___ PASSAGE EXTRAIT
Concernant le point 22 relatif aux exonérations de cotisations pour certaines heures complémentaires :

Au visa de l’article L.241-17 du code de la sécurité sociale, elle soutient, à titre principal, que l’URSSAF ne démontre pas que la non-inscription du plafond d’heures complémentaires dans les contrats de travail fait obstacle au bénéfice du régime de réduction de cotisations sur les heures complémentaires.

Se fondant sur la circulaire du 1er octobre 2007 et l’avenant du 13 novembre 1998 à la convention de la restauration rapide, elle estime pouvoir se prévaloir d’une exonération des heures complémentaires effectuées entre 10 % et 20 % de la durée contractuelle de travail.

A titre subsidiaire, elle soutient que l’URSSAF a pratiqué un redressement sur les heures complémentaires comprises à l’intérieur des limites légales et conventionnelles, contrairement aux règles applicables en la matière, quand bien même les contrats de travail ne prévoyaient pas tous la limite de 20 %.

A titre infiniment subsidiaire, elle soutient que l’URSSAF a pratiqué un redressement sans individualiser.

Elle conclut à l’annulation de ce chef de redressement.

Sur la demande de remboursement relative à la réduction dite 'Fillon’ :

— Elle se prévaut de la circulaire ministérielle du 5 février 2008, opposable à l’URSSAF et ayant valeur C et donc de l’exclusion du salaire mensuel brut des primes de coupure.

Elle souligne la différence de pratique appliquée à son concurrent, Mc Donald.

Elle conclut à la condamnation de l’URSSAF à lui rembourser la somme de 73.836 euros au titre de la réduction Fillon relative à l’exclusion de la rémunération des temps de coupure.

— Concernant les temps d’habillage et déshabillage, elle soutient, au visa de l’article L.241-13 du code de la sécurité sociale et de l’article 29.6 de la convention collective de restauration que la rémunération des temps de pause liés à l’habillage et au déshabillage est exclue du calcul du salaire mensuel brut, cette rémunération résultant d’un accord collectif étendu en vigueur au 11 octobre 2007 et celle-ci pouvant prendre la forme de deux jours ouvrables de repos supplémentaires.

Elle conclut à la condamnation de l’URSSAF à lui rembourser la somme de 688.383 euros au titre de la réduction Fillon relative à l’exclusion de la rémunération des temps de coupure.
______
___ DONNÉES FOURNIES
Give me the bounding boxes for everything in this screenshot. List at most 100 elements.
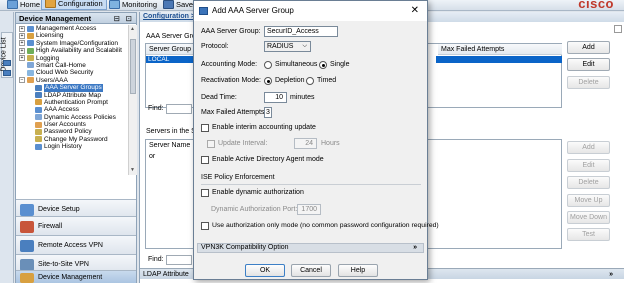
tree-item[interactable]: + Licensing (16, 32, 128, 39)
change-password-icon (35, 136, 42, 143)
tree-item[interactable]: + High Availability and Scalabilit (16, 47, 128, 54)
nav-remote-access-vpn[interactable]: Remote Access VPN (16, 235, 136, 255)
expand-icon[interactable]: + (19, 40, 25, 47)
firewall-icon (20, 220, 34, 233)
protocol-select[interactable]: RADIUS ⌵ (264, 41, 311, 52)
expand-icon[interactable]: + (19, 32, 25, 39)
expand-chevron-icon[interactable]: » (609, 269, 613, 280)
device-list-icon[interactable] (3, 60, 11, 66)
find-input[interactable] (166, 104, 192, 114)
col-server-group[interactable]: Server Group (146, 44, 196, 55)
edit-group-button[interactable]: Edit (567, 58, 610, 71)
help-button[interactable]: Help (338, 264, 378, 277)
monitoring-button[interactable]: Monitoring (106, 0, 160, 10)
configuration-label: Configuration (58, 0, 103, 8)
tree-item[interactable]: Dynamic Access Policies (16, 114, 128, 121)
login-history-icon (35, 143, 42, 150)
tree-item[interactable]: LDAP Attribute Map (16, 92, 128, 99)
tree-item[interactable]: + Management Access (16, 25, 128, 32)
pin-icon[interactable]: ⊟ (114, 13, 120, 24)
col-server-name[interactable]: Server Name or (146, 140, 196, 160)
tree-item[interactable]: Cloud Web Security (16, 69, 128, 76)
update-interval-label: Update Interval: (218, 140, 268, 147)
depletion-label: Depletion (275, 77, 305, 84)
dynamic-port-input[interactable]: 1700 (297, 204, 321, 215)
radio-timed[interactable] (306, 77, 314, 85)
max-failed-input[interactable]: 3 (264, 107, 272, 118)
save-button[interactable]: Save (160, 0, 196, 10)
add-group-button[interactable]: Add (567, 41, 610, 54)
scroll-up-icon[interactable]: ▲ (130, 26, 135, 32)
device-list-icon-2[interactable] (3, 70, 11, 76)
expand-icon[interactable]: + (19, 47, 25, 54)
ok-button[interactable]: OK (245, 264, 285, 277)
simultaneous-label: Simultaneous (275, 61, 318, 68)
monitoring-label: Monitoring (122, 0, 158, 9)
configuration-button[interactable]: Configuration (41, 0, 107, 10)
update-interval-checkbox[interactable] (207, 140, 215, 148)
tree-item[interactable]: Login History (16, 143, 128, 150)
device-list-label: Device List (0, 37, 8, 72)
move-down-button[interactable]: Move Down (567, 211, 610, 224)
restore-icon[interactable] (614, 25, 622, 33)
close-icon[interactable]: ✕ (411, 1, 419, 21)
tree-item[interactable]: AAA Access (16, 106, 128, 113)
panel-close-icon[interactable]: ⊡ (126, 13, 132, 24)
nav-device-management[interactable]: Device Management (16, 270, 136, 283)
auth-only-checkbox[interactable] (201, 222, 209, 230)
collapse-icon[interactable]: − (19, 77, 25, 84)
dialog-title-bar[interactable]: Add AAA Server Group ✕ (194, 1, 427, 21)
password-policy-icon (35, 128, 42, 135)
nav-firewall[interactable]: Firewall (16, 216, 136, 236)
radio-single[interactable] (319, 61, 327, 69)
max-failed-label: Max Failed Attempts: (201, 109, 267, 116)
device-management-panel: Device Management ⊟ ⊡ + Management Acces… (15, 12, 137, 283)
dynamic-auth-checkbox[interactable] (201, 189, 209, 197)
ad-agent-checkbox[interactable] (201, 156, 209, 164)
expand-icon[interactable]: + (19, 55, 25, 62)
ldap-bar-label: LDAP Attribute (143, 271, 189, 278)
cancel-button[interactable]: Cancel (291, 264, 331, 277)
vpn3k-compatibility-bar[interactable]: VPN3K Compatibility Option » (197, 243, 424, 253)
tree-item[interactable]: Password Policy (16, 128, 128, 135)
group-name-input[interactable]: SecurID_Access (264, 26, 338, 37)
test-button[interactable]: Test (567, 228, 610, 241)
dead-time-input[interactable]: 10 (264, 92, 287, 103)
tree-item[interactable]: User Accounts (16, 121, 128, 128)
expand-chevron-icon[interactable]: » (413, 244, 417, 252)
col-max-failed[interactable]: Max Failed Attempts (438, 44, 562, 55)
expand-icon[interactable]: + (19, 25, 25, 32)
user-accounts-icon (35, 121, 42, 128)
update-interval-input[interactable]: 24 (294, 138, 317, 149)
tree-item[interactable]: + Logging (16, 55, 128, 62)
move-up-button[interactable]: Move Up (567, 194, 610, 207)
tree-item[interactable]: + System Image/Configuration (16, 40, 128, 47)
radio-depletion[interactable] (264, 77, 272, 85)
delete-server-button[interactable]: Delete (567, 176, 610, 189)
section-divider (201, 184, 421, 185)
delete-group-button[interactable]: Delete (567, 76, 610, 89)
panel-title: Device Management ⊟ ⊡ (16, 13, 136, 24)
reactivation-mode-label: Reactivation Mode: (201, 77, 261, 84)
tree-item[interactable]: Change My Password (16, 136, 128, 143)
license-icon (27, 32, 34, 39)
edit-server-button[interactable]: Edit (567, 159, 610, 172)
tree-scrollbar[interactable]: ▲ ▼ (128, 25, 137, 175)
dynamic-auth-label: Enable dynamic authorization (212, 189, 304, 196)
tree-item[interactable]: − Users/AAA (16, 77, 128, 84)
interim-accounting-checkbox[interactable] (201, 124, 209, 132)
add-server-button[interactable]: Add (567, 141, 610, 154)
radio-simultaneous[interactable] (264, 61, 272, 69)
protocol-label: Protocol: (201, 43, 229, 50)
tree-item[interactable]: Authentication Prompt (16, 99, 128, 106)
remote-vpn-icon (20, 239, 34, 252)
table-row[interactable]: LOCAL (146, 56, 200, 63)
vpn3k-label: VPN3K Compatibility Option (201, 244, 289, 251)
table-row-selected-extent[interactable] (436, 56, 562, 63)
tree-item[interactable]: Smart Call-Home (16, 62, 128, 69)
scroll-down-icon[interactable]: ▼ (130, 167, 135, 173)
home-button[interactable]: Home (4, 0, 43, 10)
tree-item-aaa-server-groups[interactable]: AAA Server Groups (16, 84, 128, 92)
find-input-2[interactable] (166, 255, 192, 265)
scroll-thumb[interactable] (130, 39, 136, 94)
______
___ DONNÉES FOURNIES
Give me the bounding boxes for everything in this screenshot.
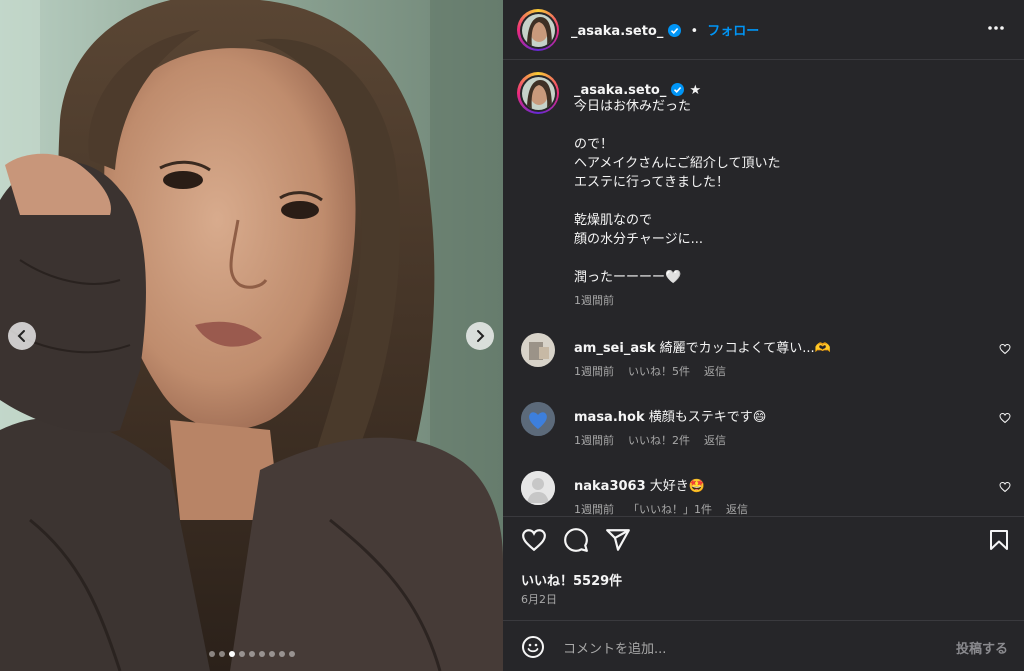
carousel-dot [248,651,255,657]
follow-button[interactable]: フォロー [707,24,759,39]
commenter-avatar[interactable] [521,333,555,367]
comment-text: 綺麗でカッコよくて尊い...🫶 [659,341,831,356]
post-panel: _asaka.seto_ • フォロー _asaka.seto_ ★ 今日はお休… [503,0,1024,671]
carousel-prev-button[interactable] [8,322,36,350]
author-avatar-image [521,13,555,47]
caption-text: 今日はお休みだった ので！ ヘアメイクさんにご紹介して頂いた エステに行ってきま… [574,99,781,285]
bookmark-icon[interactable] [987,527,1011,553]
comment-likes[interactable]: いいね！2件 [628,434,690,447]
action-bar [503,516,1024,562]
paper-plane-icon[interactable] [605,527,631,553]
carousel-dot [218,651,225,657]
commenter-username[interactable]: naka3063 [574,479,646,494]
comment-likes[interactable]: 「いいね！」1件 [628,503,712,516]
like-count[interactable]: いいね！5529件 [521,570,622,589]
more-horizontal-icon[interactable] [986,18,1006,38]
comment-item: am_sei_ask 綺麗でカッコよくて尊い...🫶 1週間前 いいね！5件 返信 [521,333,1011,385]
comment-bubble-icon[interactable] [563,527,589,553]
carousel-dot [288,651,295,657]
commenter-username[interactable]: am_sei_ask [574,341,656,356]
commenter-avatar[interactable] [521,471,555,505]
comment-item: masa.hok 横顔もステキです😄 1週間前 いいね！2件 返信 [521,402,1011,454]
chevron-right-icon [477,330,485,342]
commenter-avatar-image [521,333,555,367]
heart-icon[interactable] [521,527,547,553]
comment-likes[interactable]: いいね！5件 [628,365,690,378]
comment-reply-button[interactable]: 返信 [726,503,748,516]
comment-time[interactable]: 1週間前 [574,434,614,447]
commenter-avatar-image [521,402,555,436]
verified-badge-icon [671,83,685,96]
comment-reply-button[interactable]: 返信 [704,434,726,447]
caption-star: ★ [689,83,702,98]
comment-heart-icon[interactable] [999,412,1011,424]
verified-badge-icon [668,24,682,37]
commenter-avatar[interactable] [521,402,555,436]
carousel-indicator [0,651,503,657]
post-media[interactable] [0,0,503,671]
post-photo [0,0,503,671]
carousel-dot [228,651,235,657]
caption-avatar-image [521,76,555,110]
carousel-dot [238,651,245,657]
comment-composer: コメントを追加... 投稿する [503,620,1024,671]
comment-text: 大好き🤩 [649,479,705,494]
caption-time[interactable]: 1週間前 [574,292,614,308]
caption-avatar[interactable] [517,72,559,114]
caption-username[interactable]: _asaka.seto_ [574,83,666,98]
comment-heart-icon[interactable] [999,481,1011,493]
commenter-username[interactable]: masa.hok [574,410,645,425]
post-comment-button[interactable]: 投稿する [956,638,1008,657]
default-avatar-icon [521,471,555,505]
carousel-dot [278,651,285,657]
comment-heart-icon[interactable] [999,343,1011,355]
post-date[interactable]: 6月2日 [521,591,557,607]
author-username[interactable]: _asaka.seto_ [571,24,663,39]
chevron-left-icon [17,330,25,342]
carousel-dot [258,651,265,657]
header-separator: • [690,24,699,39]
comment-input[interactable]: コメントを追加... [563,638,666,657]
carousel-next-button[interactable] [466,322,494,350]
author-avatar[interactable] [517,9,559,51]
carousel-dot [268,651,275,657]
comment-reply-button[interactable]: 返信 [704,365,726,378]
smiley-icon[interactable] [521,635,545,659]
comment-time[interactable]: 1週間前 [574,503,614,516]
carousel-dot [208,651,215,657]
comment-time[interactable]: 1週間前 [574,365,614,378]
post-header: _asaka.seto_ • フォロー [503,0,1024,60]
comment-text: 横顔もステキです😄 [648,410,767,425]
______
◆ BUT DE L'EXERCICE
Recopiez tel quel le passage de l'extrait sur le redressement de l'URSSAF qui commence par « Elle conclut à l’annulation » et va jusqu'à « primes de coupure. ».

◆ RÉPONSE CI-DESSOUS
Elle conclut à l’annulation de ce chef de redressement.

Sur la demande de remboursement relative à la réduction dite 'Fillon’ :

— Elle se prévaut de la circulaire ministérielle du 5 février 2008, opposable à l’URSSAF et ayant valeur C et donc de l’exclusion du salaire mensuel brut des primes de coupure.